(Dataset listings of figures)
** BEGIN **
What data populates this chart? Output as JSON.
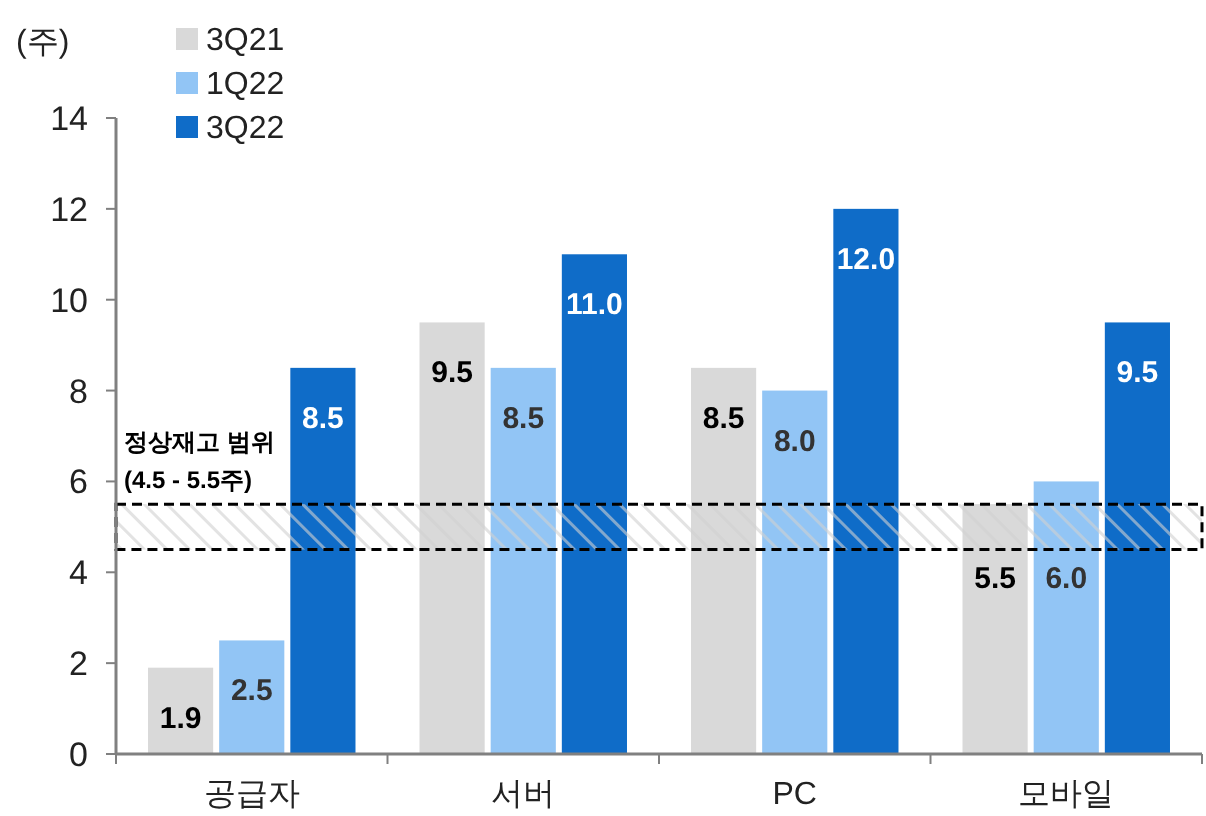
{
  "chart_data": {
    "type": "bar",
    "ylabel": "(주)",
    "categories": [
      "공급자",
      "서버",
      "PC",
      "모바일"
    ],
    "series": [
      {
        "name": "3Q21",
        "color": "#d9d9d9",
        "values": [
          1.9,
          9.5,
          8.5,
          5.5
        ],
        "value_labels": [
          "1.9",
          "9.5",
          "8.5",
          "5.5"
        ]
      },
      {
        "name": "1Q22",
        "color": "#92c5f5",
        "values": [
          2.5,
          8.5,
          8.0,
          6.0
        ],
        "value_labels": [
          "2.5",
          "8.5",
          "8.0",
          "6.0"
        ]
      },
      {
        "name": "3Q22",
        "color": "#0f6cc8",
        "values": [
          8.5,
          11.0,
          12.0,
          9.5
        ],
        "value_labels": [
          "8.5",
          "11.0",
          "12.0",
          "9.5"
        ]
      }
    ],
    "ylim": [
      0,
      14
    ],
    "yticks": [
      0,
      2,
      4,
      6,
      8,
      10,
      12,
      14
    ],
    "grid": false,
    "legend": "top left",
    "bands": [
      {
        "axis": "y",
        "from": 4.5,
        "to": 5.5,
        "label": "정상재고 범위\n(4.5 - 5.5주)"
      }
    ]
  }
}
** END **
### SHORT TASK
Wherever the word "color" occurs in a line of the listing, copy that line.

### ANSWER TO THE TASK
        "color": "#d9d9d9",
        "color": "#92c5f5",
        "color": "#0f6cc8",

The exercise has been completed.